◆ YOUR TASK ◆
Transcribe all of the records precisely as they are presented.

— start of RECORDED DATA —

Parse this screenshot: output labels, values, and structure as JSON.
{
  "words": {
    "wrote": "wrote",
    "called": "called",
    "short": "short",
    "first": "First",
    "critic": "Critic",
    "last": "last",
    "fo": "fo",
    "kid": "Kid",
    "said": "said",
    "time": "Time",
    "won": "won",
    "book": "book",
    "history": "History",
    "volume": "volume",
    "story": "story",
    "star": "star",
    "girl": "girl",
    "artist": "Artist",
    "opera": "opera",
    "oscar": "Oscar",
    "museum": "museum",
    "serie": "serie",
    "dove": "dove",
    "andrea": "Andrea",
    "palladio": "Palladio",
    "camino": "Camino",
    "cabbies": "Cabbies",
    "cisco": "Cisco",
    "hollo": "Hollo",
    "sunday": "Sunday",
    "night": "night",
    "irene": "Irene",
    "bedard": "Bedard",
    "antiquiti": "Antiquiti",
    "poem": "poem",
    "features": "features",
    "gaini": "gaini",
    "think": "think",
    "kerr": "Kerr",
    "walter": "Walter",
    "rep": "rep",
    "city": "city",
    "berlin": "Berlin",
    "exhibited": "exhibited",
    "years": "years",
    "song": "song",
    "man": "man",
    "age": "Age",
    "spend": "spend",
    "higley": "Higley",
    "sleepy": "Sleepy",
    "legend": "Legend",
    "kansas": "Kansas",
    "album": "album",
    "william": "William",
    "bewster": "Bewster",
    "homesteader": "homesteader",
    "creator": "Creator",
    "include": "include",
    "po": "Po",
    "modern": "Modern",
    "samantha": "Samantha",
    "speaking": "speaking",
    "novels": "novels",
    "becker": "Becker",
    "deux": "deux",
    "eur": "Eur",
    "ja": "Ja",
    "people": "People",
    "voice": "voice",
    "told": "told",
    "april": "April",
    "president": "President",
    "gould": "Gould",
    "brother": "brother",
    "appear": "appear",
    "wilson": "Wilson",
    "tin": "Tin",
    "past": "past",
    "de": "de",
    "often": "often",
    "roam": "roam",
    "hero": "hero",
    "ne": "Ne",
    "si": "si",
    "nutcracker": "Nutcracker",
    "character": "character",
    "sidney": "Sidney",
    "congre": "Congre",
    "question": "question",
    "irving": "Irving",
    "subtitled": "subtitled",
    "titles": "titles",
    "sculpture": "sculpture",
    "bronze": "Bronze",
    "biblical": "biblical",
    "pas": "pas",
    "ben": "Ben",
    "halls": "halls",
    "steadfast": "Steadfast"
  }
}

— end of RECORDED DATA —

◆ RESPONSE ◆
Parse this screenshot: output labels, values, and structure as JSON.
{
  "words": {
    "wrote": "wrote",
    "called": "called",
    "short": "short",
    "first": "First",
    "critic": "Critic",
    "last": "last",
    "fo": "fo",
    "kid": "Kid",
    "said": "said",
    "time": "Time",
    "won": "won",
    "book": "book",
    "history": "History",
    "volume": "volume",
    "story": "story",
    "star": "star",
    "girl": "girl",
    "artist": "Artist",
    "opera": "opera",
    "oscar": "Oscar",
    "museum": "museum",
    "serie": "serie",
    "dove": "dove",
    "andrea": "Andrea",
    "palladio": "Palladio",
    "camino": "Camino",
    "cabbies": "Cabbies",
    "cisco": "Cisco",
    "hollo": "Hollo",
    "sunday": "Sunday",
    "night": "night",
    "irene": "Irene",
    "bedard": "Bedard",
    "antiquiti": "Antiquiti",
    "poem": "poem",
    "features": "features",
    "gaini": "gaini",
    "think": "think",
    "kerr": "Kerr",
    "walter": "Walter",
    "rep": "rep",
    "city": "city",
    "berlin": "Berlin",
    "exhibited": "exhibited",
    "years": "years",
    "song": "song",
    "man": "man",
    "age": "Age",
    "spend": "spend",
    "higley": "Higley",
    "sleepy": "Sleepy",
    "legend": "Legend",
    "kansas": "Kansas",
    "album": "album",
    "william": "William",
    "bewster": "Bewster",
    "homesteader": "homesteader",
    "creator": "Creator",
    "include": "include",
    "po": "Po",
    "modern": "Modern",
    "samantha": "Samantha",
    "speaking": "speaking",
    "novels": "novels",
    "becker": "Becker",
    "deux": "deux",
    "eur": "Eur",
    "ja": "Ja",
    "people": "People",
    "voice": "voice",
    "told": "told",
    "april": "April",
    "president": "President",
    "gould": "Gould",
    "brother": "brother",
    "appear": "appear",
    "wilson": "Wilson",
    "tin": "Tin",
    "past": "past",
    "de": "de",
    "often": "often",
    "roam": "roam",
    "hero": "hero",
    "ne": "Ne",
    "si": "si",
    "nutcracker": "Nutcracker",
    "character": "character",
    "sidney": "Sidney",
    "congre": "Congre",
    "question": "question",
    "irving": "Irving",
    "subtitled": "subtitled",
    "titles": "titles",
    "sculpture": "sculpture",
    "bronze": "Bronze",
    "biblical": "biblical",
    "pas": "pas",
    "ben": "Ben",
    "halls": "halls",
    "steadfast": "Steadfast"
  }
}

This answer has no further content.